Objective: Please output the following entries exactly as they appear, leaving out the pictures.

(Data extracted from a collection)
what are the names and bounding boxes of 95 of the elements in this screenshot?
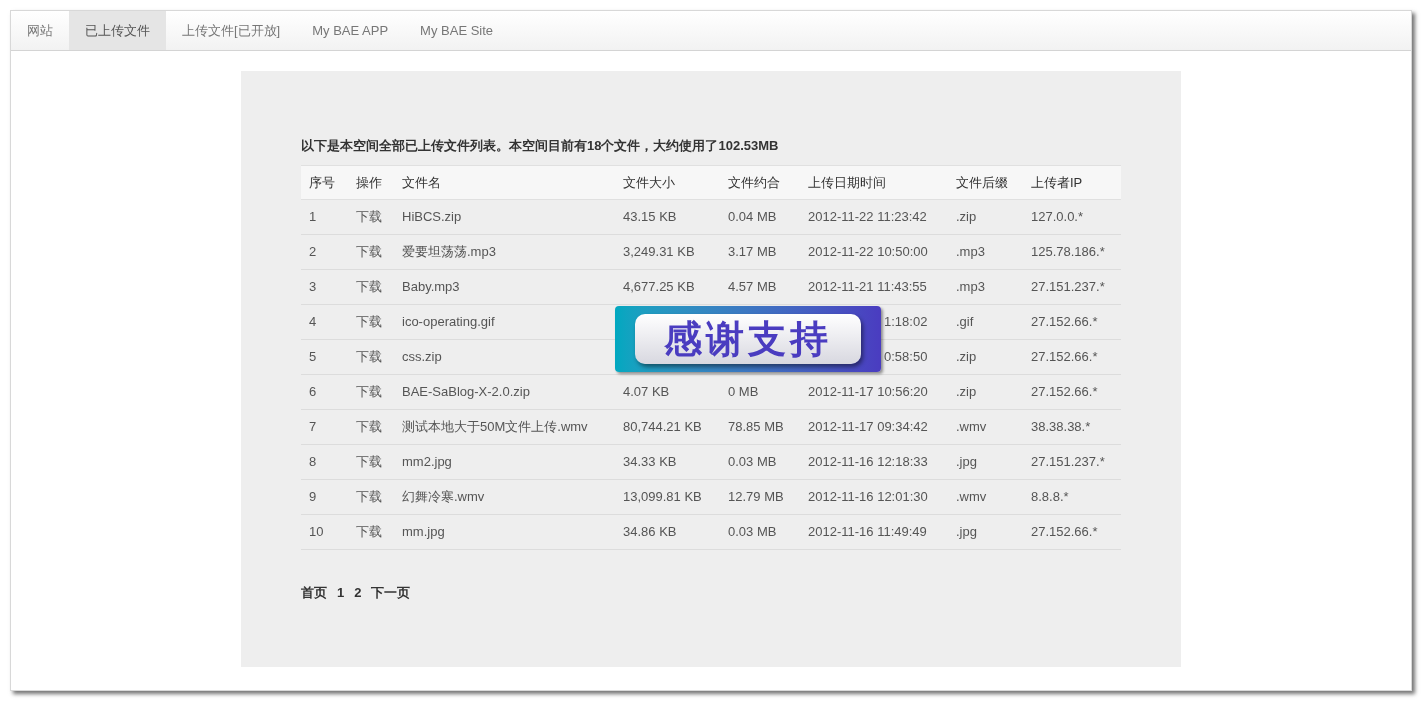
upload-time: 2012-11-21 11:43:55 <box>808 279 927 295</box>
download-link[interactable]: 下载 <box>356 209 382 225</box>
row-number: 3 <box>309 279 317 295</box>
uploader-ip: 27.151.237.* <box>1031 279 1105 295</box>
sticker-text: 感谢支持 <box>664 320 832 358</box>
file-size: 80,744.21 KB <box>623 419 702 435</box>
file-size-mb: 0.04 MB <box>728 209 777 225</box>
file-size-mb: 4.57 MB <box>728 279 777 295</box>
file-extension: .jpg <box>956 454 977 470</box>
page-link[interactable]: 下一页 <box>371 583 411 603</box>
column-header: 上传者IP <box>1031 174 1083 190</box>
row-number: 10 <box>309 524 324 540</box>
summary-text: 以下是本空间全部已上传文件列表。本空间目前有18个文件，大约使用了102.53MB <box>301 137 780 155</box>
file-name: 爱要坦荡荡.mp3 <box>402 244 496 260</box>
file-size-mb: 78.85 MB <box>728 419 784 435</box>
row-number: 9 <box>309 489 317 505</box>
file-extension: .zip <box>956 209 977 225</box>
column-header: 文件大小 <box>623 174 675 190</box>
column-header: 文件后缀 <box>956 174 1008 190</box>
row-number: 1 <box>309 209 317 225</box>
upload-time: 2012-11-22 11:23:42 <box>808 209 927 225</box>
nav-tab[interactable]: 上传文件[已开放] <box>166 11 297 50</box>
file-size-mb: 0.03 MB <box>728 454 777 470</box>
file-size: 43.15 KB <box>623 209 677 225</box>
file-size: 3,249.31 KB <box>623 244 695 260</box>
file-size: 13,099.81 KB <box>623 489 702 505</box>
file-size-mb: 12.79 MB <box>728 489 784 505</box>
column-header: 上传日期时间 <box>808 174 886 190</box>
download-link[interactable]: 下载 <box>356 524 382 540</box>
file-extension: .mp3 <box>956 279 985 295</box>
file-name: Baby.mp3 <box>402 279 460 295</box>
page-link[interactable]: 2 <box>354 583 362 603</box>
row-number: 7 <box>309 419 317 435</box>
page-link[interactable]: 1 <box>337 583 345 603</box>
file-name: 测试本地大于50M文件上传.wmv <box>402 419 588 435</box>
file-size-mb: 3.17 MB <box>728 244 777 260</box>
row-number: 8 <box>309 454 317 470</box>
file-name: mm.jpg <box>402 524 445 540</box>
row-number: 4 <box>309 314 317 330</box>
file-name: css.zip <box>402 349 442 365</box>
page-link[interactable]: 首页 <box>301 583 327 603</box>
file-name: BAE-SaBlog-X-2.0.zip <box>402 384 530 400</box>
upload-time: 2012-11-17 09:34:42 <box>808 419 928 435</box>
download-link[interactable]: 下载 <box>356 244 382 260</box>
upload-time: 2012-11-16 12:01:30 <box>808 489 928 505</box>
row-number: 5 <box>309 349 317 365</box>
file-size-mb: 0.03 MB <box>728 524 777 540</box>
file-extension: .wmv <box>956 419 987 435</box>
file-size: 4,677.25 KB <box>623 279 695 295</box>
file-name: mm2.jpg <box>402 454 452 470</box>
download-link[interactable]: 下载 <box>356 454 382 470</box>
row-number: 6 <box>309 384 317 400</box>
column-header: 操作 <box>356 174 382 190</box>
file-extension: .jpg <box>956 524 977 540</box>
file-extension: .zip <box>956 384 977 400</box>
file-size: 4.07 KB <box>623 384 670 400</box>
uploader-ip: 127.0.0.* <box>1031 209 1084 225</box>
upload-time: 2012-11-16 12:18:33 <box>808 454 928 470</box>
file-size-mb: 0 MB <box>728 384 759 400</box>
nav-tab[interactable]: 网站 <box>11 11 69 50</box>
uploader-ip: 27.151.237.* <box>1031 454 1105 470</box>
file-extension: .zip <box>956 349 977 365</box>
upload-time: 0:58:50 <box>884 349 928 365</box>
download-link[interactable]: 下载 <box>356 489 382 505</box>
file-size: 34.33 KB <box>623 454 677 470</box>
uploader-ip: 8.8.8.* <box>1031 489 1069 505</box>
upload-time: 1:18:02 <box>884 314 928 330</box>
uploader-ip: 125.78.186.* <box>1031 244 1105 260</box>
upload-time: 2012-11-16 11:49:49 <box>808 524 927 540</box>
download-link[interactable]: 下载 <box>356 384 382 400</box>
download-link[interactable]: 下载 <box>356 349 382 365</box>
uploader-ip: 27.152.66.* <box>1031 314 1098 330</box>
upload-time: 2012-11-22 10:50:00 <box>808 244 928 260</box>
uploader-ip: 38.38.38.* <box>1031 419 1091 435</box>
file-extension: .gif <box>956 314 974 330</box>
file-name: ico-operating.gif <box>402 314 495 330</box>
uploader-ip: 27.152.66.* <box>1031 384 1098 400</box>
file-extension: .mp3 <box>956 244 985 260</box>
nav-tab[interactable]: 已上传文件 <box>69 11 166 50</box>
file-extension: .wmv <box>956 489 987 505</box>
column-header: 文件约合 <box>728 174 780 190</box>
column-header: 序号 <box>309 174 335 190</box>
file-size: 34.86 KB <box>623 524 677 540</box>
uploader-ip: 27.152.66.* <box>1031 524 1098 540</box>
row-number: 2 <box>309 244 317 260</box>
uploader-ip: 27.152.66.* <box>1031 349 1098 365</box>
file-name: 幻舞冷寒.wmv <box>402 489 485 505</box>
file-name: HiBCS.zip <box>402 209 462 225</box>
nav-tab[interactable]: My BAE APP <box>296 11 405 50</box>
download-link[interactable]: 下载 <box>356 419 382 435</box>
download-link[interactable]: 下载 <box>356 279 382 295</box>
nav-tab[interactable]: My BAE Site <box>404 11 510 50</box>
download-link[interactable]: 下载 <box>356 314 382 330</box>
upload-time: 2012-11-17 10:56:20 <box>808 384 928 400</box>
column-header: 文件名 <box>402 174 441 190</box>
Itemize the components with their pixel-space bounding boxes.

Response to the exercise:
what are the names and bounding boxes of 95 of the elements in this screenshot?
upload-time: 2012-11-21 11:43:55 <box>808 279 927 295</box>
download-link[interactable]: 下载 <box>356 209 382 225</box>
row-number: 3 <box>309 279 317 295</box>
uploader-ip: 27.151.237.* <box>1031 279 1105 295</box>
sticker-text: 感谢支持 <box>664 320 832 358</box>
file-size: 80,744.21 KB <box>623 419 702 435</box>
file-size-mb: 0.04 MB <box>728 209 777 225</box>
file-size-mb: 4.57 MB <box>728 279 777 295</box>
file-extension: .jpg <box>956 454 977 470</box>
page-link[interactable]: 下一页 <box>371 583 411 603</box>
column-header: 上传者IP <box>1031 174 1083 190</box>
row-number: 10 <box>309 524 324 540</box>
summary-text: 以下是本空间全部已上传文件列表。本空间目前有18个文件，大约使用了102.53MB <box>301 137 780 155</box>
file-name: 爱要坦荡荡.mp3 <box>402 244 496 260</box>
file-size-mb: 78.85 MB <box>728 419 784 435</box>
row-number: 9 <box>309 489 317 505</box>
file-extension: .zip <box>956 209 977 225</box>
column-header: 文件大小 <box>623 174 675 190</box>
column-header: 文件后缀 <box>956 174 1008 190</box>
row-number: 1 <box>309 209 317 225</box>
upload-time: 2012-11-22 11:23:42 <box>808 209 927 225</box>
nav-tab[interactable]: 上传文件[已开放] <box>166 11 297 50</box>
file-size-mb: 0.03 MB <box>728 454 777 470</box>
file-size: 43.15 KB <box>623 209 677 225</box>
file-size: 3,249.31 KB <box>623 244 695 260</box>
file-size: 13,099.81 KB <box>623 489 702 505</box>
file-size-mb: 12.79 MB <box>728 489 784 505</box>
column-header: 上传日期时间 <box>808 174 886 190</box>
download-link[interactable]: 下载 <box>356 524 382 540</box>
file-extension: .mp3 <box>956 279 985 295</box>
file-name: Baby.mp3 <box>402 279 460 295</box>
page-link[interactable]: 2 <box>354 583 362 603</box>
row-number: 7 <box>309 419 317 435</box>
page-link[interactable]: 1 <box>337 583 345 603</box>
file-name: 测试本地大于50M文件上传.wmv <box>402 419 588 435</box>
file-size-mb: 3.17 MB <box>728 244 777 260</box>
row-number: 8 <box>309 454 317 470</box>
file-name: mm.jpg <box>402 524 445 540</box>
row-number: 4 <box>309 314 317 330</box>
file-name: css.zip <box>402 349 442 365</box>
page-link[interactable]: 首页 <box>301 583 327 603</box>
file-name: BAE-SaBlog-X-2.0.zip <box>402 384 530 400</box>
upload-time: 2012-11-17 09:34:42 <box>808 419 928 435</box>
download-link[interactable]: 下载 <box>356 244 382 260</box>
upload-time: 2012-11-16 12:01:30 <box>808 489 928 505</box>
row-number: 5 <box>309 349 317 365</box>
file-size-mb: 0.03 MB <box>728 524 777 540</box>
file-extension: .wmv <box>956 419 987 435</box>
file-size: 4,677.25 KB <box>623 279 695 295</box>
file-name: mm2.jpg <box>402 454 452 470</box>
download-link[interactable]: 下载 <box>356 454 382 470</box>
row-number: 6 <box>309 384 317 400</box>
column-header: 操作 <box>356 174 382 190</box>
file-extension: .jpg <box>956 524 977 540</box>
file-extension: .zip <box>956 384 977 400</box>
file-size: 4.07 KB <box>623 384 670 400</box>
uploader-ip: 127.0.0.* <box>1031 209 1084 225</box>
upload-time: 2012-11-16 12:18:33 <box>808 454 928 470</box>
file-size-mb: 0 MB <box>728 384 759 400</box>
nav-tab[interactable]: 网站 <box>11 11 69 50</box>
uploader-ip: 27.151.237.* <box>1031 454 1105 470</box>
file-extension: .zip <box>956 349 977 365</box>
upload-time: 0:58:50 <box>884 349 928 365</box>
download-link[interactable]: 下载 <box>356 489 382 505</box>
file-size: 34.33 KB <box>623 454 677 470</box>
uploader-ip: 8.8.8.* <box>1031 489 1069 505</box>
upload-time: 1:18:02 <box>884 314 928 330</box>
uploader-ip: 125.78.186.* <box>1031 244 1105 260</box>
upload-time: 2012-11-16 11:49:49 <box>808 524 927 540</box>
download-link[interactable]: 下载 <box>356 384 382 400</box>
download-link[interactable]: 下载 <box>356 349 382 365</box>
uploader-ip: 27.152.66.* <box>1031 314 1098 330</box>
upload-time: 2012-11-22 10:50:00 <box>808 244 928 260</box>
uploader-ip: 38.38.38.* <box>1031 419 1091 435</box>
file-extension: .gif <box>956 314 974 330</box>
file-name: ico-operating.gif <box>402 314 495 330</box>
uploader-ip: 27.152.66.* <box>1031 384 1098 400</box>
file-extension: .mp3 <box>956 244 985 260</box>
nav-tab[interactable]: 已上传文件 <box>69 11 166 50</box>
file-extension: .wmv <box>956 489 987 505</box>
column-header: 文件约合 <box>728 174 780 190</box>
column-header: 序号 <box>309 174 335 190</box>
file-size: 34.86 KB <box>623 524 677 540</box>
uploader-ip: 27.152.66.* <box>1031 524 1098 540</box>
row-number: 2 <box>309 244 317 260</box>
uploader-ip: 27.152.66.* <box>1031 349 1098 365</box>
file-name: 幻舞冷寒.wmv <box>402 489 485 505</box>
file-name: HiBCS.zip <box>402 209 462 225</box>
nav-tab[interactable]: My BAE APP <box>296 11 405 50</box>
download-link[interactable]: 下载 <box>356 419 382 435</box>
download-link[interactable]: 下载 <box>356 279 382 295</box>
nav-tab[interactable]: My BAE Site <box>404 11 510 50</box>
download-link[interactable]: 下载 <box>356 314 382 330</box>
upload-time: 2012-11-17 10:56:20 <box>808 384 928 400</box>
column-header: 文件名 <box>402 174 441 190</box>
Itemize the components with their pixel-space bounding boxes.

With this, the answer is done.